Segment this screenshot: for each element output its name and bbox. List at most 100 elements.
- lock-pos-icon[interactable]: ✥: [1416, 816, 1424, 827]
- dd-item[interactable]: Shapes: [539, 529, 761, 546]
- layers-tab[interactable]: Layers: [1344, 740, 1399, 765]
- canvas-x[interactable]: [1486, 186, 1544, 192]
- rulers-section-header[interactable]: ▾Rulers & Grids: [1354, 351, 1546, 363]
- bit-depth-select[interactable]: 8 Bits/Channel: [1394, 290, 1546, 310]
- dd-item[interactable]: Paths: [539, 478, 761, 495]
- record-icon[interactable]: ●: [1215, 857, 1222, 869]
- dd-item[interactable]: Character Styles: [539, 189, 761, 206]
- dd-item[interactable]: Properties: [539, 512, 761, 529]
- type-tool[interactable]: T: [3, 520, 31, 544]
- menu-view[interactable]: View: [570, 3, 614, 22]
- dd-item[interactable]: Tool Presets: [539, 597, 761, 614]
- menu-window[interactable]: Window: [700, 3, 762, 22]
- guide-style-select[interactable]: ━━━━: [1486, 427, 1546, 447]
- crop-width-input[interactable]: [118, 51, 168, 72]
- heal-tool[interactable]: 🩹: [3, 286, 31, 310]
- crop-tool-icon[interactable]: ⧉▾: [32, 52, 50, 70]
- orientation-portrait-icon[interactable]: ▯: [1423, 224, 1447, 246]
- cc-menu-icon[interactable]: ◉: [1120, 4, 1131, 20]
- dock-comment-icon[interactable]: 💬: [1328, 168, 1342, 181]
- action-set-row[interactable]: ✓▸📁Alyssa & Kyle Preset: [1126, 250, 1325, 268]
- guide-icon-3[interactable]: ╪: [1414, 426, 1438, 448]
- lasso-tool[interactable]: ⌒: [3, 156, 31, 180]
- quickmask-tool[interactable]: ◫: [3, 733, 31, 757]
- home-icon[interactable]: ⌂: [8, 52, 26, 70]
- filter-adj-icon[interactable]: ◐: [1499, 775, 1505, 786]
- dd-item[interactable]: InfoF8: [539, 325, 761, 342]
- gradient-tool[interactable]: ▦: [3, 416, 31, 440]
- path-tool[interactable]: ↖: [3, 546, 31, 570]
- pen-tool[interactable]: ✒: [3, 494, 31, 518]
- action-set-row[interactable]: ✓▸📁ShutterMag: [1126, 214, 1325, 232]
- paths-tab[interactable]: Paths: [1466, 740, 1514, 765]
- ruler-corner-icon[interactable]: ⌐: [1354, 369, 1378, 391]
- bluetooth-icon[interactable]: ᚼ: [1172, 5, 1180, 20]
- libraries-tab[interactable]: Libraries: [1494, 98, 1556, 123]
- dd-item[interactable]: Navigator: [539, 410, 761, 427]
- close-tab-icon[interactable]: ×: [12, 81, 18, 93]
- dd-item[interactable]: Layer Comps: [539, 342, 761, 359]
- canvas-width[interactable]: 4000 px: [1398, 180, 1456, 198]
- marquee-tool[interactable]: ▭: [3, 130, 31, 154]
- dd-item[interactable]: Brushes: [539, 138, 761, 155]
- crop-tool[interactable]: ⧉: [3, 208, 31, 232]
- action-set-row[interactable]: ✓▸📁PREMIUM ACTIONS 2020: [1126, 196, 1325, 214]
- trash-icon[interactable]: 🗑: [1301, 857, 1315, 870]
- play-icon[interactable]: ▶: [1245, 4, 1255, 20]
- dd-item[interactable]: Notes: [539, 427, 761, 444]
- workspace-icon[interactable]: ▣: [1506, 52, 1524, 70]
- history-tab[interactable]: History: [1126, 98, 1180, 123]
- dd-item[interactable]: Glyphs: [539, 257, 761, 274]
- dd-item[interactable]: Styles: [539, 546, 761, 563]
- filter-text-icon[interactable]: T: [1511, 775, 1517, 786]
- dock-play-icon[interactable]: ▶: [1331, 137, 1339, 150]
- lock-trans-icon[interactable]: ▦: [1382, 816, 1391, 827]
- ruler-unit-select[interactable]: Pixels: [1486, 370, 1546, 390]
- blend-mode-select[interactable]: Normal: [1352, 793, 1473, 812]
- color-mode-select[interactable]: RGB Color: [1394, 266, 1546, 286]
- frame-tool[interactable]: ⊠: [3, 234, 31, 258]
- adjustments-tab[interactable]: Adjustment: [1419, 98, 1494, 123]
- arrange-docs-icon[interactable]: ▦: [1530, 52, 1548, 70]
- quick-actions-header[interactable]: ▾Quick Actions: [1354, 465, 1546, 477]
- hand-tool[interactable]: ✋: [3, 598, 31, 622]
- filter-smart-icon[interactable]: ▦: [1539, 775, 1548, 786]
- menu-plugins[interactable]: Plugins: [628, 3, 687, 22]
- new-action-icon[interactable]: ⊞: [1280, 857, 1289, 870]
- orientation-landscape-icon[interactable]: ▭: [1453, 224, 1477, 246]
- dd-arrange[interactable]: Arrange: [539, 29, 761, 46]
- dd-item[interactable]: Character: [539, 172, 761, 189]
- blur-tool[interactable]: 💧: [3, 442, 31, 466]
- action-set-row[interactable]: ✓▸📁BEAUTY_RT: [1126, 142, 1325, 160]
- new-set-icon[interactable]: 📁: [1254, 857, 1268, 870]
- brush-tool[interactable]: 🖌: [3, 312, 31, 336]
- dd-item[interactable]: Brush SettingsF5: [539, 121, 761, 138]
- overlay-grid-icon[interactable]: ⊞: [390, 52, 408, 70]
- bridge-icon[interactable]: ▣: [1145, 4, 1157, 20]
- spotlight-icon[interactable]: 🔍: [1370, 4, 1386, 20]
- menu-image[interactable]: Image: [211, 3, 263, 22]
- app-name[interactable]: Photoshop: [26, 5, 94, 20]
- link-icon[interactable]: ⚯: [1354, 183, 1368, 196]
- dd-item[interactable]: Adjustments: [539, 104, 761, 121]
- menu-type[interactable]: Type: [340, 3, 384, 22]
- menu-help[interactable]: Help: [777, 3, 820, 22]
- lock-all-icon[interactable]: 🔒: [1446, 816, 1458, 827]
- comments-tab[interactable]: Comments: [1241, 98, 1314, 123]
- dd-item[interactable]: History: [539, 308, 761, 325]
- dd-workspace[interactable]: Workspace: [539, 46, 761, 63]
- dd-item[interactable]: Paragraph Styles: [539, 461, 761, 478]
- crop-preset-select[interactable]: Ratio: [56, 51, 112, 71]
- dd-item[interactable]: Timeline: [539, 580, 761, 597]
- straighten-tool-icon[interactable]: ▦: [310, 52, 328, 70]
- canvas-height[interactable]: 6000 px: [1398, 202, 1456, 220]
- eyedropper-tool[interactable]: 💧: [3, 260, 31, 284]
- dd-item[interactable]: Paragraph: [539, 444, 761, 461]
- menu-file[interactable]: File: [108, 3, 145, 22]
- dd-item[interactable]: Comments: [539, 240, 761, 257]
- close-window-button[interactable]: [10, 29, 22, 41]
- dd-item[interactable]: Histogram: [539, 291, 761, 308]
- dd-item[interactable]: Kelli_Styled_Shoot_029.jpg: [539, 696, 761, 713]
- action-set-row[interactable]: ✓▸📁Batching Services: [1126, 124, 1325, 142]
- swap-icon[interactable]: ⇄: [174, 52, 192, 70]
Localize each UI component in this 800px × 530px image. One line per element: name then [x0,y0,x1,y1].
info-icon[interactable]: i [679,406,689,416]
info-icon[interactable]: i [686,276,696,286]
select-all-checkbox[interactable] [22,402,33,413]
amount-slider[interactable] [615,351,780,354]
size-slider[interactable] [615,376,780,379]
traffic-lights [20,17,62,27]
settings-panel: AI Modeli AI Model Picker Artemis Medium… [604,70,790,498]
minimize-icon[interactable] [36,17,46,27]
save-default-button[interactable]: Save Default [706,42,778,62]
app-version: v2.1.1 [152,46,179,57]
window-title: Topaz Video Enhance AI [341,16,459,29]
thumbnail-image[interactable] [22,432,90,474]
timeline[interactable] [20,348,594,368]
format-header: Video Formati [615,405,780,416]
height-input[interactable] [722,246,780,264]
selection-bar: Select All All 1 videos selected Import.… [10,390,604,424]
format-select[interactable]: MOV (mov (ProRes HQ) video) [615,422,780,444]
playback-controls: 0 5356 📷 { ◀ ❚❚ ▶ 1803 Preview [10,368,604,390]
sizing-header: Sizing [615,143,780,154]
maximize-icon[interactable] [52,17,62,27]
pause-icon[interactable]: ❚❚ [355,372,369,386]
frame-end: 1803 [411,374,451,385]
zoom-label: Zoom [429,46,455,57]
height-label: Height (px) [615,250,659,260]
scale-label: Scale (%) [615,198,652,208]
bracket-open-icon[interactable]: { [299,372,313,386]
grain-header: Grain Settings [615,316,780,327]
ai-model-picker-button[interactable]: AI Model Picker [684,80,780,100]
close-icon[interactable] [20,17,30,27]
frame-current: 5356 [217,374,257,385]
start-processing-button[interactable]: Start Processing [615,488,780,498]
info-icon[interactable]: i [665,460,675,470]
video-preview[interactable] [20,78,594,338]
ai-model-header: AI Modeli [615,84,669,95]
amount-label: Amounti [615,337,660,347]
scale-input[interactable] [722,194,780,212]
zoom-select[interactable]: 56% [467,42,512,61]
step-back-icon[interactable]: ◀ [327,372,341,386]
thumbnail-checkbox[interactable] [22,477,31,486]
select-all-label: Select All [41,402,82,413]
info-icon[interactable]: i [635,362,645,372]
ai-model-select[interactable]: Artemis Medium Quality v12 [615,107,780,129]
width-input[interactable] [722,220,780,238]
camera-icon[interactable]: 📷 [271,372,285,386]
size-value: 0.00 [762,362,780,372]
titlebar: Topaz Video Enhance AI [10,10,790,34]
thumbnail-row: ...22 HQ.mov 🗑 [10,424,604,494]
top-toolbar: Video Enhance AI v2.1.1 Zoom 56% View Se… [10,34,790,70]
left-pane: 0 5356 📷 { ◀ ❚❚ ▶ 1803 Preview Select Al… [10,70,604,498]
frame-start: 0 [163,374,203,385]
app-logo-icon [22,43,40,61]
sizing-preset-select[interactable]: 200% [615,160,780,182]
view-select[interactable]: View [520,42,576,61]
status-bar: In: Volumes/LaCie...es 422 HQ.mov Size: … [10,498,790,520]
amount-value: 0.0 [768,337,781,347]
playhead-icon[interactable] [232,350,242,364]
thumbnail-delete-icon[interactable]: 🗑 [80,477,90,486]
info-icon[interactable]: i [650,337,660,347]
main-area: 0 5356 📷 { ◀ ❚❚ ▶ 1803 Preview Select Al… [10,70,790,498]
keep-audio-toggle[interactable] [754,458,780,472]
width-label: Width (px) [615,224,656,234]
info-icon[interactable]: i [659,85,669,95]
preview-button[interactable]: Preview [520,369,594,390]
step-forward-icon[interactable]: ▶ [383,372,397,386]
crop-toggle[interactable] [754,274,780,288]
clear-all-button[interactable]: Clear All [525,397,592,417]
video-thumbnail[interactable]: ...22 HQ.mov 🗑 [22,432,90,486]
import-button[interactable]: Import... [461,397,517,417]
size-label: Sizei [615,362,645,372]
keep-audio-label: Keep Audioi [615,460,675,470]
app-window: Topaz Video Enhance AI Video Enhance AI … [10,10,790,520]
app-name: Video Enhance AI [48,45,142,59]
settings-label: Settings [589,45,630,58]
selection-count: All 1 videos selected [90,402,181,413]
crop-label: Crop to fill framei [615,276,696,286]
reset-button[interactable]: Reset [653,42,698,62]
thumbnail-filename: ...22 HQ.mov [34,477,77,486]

• [Zadanie do wykonania]
Wyodrębnij wiersze danych, zaczynając od samego początku i kończąc na wierszu zawierającym „- menu-window[interactable]: Window: [700, 3, 762, 22]”, łącznie z nim. Przepisz je dokładnie, bez żadnych zmian.

• [Odpowiedź do ćwiczenia]
Segment this screenshot: for each element output its name and bbox. List at most 100 elements.
- lock-pos-icon[interactable]: ✥: [1416, 816, 1424, 827]
- dd-item[interactable]: Shapes: [539, 529, 761, 546]
- layers-tab[interactable]: Layers: [1344, 740, 1399, 765]
- canvas-x[interactable]: [1486, 186, 1544, 192]
- rulers-section-header[interactable]: ▾Rulers & Grids: [1354, 351, 1546, 363]
- bit-depth-select[interactable]: 8 Bits/Channel: [1394, 290, 1546, 310]
- dd-item[interactable]: Paths: [539, 478, 761, 495]
- record-icon[interactable]: ●: [1215, 857, 1222, 869]
- dd-item[interactable]: Character Styles: [539, 189, 761, 206]
- dd-item[interactable]: Properties: [539, 512, 761, 529]
- type-tool[interactable]: T: [3, 520, 31, 544]
- menu-view[interactable]: View: [570, 3, 614, 22]
- dd-item[interactable]: Tool Presets: [539, 597, 761, 614]
- menu-window[interactable]: Window: [700, 3, 762, 22]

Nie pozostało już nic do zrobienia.